===== Exercise inputs

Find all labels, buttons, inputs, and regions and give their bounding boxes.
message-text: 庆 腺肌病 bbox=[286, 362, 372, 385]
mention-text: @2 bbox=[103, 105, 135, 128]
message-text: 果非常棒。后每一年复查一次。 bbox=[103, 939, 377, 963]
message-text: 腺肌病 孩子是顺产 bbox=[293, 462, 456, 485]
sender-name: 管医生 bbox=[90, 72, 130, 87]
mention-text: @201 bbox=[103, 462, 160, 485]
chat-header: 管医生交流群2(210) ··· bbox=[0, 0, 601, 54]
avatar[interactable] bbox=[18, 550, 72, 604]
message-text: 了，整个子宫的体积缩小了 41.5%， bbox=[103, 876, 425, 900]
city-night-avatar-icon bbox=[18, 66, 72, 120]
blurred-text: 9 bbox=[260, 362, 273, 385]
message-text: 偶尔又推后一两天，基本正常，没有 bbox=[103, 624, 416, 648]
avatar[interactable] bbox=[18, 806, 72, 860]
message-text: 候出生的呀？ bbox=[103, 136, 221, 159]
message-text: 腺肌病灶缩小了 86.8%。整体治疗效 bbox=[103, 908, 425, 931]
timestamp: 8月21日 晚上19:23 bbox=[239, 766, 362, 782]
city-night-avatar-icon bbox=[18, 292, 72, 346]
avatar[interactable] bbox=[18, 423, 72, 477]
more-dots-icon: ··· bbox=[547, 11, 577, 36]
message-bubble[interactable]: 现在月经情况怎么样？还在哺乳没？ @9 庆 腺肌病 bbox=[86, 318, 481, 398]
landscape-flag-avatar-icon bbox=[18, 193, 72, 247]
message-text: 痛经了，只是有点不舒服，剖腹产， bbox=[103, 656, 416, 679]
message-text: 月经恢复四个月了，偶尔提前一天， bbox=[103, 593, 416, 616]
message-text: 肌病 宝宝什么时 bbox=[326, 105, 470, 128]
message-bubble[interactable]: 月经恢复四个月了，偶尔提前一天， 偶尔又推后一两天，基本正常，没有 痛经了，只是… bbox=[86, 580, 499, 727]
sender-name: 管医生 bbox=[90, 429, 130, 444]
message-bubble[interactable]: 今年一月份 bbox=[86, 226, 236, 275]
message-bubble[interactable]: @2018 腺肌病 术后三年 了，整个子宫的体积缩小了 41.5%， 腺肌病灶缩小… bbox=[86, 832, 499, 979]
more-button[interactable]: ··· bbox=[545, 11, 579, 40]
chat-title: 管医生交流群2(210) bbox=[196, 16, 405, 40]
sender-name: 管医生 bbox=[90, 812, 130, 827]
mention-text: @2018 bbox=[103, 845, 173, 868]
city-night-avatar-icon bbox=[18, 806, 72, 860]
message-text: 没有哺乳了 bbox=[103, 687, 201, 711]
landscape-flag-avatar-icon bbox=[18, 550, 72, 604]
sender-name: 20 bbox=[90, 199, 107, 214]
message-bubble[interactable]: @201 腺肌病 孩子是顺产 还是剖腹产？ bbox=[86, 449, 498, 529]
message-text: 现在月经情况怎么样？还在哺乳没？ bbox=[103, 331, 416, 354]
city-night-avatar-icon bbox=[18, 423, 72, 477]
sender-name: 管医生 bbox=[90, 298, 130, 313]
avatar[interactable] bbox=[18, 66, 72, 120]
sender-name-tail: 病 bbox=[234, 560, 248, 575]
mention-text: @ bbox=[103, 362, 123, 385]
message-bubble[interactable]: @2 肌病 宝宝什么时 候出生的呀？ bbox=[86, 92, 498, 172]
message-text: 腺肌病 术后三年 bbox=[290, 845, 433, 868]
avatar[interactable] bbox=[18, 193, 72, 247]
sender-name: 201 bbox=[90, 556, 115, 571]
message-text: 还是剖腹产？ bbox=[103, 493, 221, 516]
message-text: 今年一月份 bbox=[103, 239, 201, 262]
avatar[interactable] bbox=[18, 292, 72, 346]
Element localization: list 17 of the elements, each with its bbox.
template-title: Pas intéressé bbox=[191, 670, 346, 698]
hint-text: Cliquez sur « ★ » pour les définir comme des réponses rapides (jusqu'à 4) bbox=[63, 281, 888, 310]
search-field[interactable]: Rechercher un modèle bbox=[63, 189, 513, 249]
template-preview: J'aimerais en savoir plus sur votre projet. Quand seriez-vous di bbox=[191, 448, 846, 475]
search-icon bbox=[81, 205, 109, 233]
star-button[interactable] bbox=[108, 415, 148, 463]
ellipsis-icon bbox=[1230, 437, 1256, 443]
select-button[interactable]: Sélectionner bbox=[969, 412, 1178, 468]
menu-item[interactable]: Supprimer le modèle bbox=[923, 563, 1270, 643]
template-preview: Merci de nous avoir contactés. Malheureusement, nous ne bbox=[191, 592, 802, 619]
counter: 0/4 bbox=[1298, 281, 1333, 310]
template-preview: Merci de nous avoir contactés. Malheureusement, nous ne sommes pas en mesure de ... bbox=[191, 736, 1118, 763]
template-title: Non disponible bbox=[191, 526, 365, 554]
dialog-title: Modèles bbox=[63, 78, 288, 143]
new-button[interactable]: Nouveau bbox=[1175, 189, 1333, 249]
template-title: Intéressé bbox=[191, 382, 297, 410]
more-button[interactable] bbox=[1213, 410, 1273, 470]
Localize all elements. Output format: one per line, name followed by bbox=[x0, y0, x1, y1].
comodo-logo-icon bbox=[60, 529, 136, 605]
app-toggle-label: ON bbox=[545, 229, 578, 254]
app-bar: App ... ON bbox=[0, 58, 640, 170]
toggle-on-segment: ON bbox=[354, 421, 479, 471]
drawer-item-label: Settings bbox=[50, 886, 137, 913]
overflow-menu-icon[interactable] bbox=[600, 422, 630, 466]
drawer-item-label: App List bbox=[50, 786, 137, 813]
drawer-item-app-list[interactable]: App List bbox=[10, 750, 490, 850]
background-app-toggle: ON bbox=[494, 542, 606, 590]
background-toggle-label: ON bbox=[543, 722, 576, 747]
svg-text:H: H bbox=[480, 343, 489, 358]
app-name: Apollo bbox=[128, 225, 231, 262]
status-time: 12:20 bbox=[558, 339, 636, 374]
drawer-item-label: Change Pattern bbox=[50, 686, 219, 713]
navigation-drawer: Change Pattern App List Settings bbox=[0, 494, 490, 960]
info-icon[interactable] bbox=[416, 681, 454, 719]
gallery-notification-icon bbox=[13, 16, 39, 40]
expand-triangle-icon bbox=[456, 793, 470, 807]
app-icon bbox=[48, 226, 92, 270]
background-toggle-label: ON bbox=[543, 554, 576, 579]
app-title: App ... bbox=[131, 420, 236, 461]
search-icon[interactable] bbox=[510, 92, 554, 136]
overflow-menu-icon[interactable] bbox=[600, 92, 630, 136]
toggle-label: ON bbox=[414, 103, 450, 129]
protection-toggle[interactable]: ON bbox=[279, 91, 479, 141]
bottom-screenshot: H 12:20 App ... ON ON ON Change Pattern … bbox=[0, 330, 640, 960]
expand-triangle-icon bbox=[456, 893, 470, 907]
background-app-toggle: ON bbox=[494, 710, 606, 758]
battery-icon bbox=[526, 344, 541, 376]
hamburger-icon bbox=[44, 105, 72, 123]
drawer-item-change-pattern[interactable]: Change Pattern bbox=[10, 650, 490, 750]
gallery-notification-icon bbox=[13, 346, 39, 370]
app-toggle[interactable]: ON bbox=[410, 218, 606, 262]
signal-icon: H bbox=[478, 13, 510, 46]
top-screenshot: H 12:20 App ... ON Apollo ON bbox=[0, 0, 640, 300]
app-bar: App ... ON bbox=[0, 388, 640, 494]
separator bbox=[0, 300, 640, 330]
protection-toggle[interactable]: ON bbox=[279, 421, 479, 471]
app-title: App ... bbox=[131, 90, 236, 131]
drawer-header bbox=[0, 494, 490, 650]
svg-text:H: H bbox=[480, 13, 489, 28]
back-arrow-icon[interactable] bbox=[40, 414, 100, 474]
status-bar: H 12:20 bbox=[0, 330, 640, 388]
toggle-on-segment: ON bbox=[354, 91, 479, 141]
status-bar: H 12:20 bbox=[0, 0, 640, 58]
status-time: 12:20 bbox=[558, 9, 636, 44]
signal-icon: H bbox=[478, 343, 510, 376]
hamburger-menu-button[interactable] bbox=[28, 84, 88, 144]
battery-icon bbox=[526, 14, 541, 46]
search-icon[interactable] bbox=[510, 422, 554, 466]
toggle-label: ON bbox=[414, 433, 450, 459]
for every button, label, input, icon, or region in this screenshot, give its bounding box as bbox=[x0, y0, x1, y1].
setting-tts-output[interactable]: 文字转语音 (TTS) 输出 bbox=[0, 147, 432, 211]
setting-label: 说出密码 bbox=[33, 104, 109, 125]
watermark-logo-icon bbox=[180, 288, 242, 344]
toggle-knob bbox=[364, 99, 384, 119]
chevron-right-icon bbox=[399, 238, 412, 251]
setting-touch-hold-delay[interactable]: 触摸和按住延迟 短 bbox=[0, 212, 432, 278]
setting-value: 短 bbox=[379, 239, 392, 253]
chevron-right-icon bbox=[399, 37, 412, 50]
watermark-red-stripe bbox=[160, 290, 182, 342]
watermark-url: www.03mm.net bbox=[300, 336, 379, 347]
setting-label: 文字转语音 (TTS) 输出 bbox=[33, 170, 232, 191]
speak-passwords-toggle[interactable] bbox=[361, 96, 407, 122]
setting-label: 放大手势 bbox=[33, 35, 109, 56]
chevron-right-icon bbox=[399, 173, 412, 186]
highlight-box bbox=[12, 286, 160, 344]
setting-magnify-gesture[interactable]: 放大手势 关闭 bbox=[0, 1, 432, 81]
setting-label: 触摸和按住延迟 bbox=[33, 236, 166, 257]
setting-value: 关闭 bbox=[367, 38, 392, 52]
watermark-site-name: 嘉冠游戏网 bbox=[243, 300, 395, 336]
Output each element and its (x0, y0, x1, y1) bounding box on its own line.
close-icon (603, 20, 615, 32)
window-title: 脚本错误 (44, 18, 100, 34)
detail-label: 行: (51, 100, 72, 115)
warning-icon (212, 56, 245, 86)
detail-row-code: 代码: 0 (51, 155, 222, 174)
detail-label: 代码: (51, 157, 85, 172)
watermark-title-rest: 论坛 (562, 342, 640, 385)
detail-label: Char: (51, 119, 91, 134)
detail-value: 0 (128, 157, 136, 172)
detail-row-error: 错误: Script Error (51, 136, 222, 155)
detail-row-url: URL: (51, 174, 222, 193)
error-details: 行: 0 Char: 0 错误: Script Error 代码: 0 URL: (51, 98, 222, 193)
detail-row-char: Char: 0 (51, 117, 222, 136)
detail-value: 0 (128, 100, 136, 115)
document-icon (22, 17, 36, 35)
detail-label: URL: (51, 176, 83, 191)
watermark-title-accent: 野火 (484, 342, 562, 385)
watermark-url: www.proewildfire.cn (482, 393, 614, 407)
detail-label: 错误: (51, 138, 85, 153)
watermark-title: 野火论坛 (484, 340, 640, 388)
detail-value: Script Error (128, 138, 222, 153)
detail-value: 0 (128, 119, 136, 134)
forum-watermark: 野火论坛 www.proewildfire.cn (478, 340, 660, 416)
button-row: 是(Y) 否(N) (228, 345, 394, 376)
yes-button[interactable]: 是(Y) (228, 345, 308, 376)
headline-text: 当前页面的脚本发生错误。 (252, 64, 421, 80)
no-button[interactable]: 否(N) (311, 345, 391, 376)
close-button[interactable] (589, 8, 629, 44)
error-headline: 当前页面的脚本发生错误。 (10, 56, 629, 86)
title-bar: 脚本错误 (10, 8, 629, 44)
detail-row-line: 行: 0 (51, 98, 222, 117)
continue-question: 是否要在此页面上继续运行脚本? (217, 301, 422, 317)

==========

## Task goal
Reproduce the stored data without any changes, from the first line down to and including the line that contains "sender-name: 管医生 bbox=[90, 72, 130, 87]".

## Answer
Find all labels, buttons, inputs, and regions and give their bounding boxes.
message-text: 庆 腺肌病 bbox=[286, 362, 372, 385]
mention-text: @2 bbox=[103, 105, 135, 128]
message-text: 果非常棒。后每一年复查一次。 bbox=[103, 939, 377, 963]
message-text: 腺肌病 孩子是顺产 bbox=[293, 462, 456, 485]
sender-name: 管医生 bbox=[90, 72, 130, 87]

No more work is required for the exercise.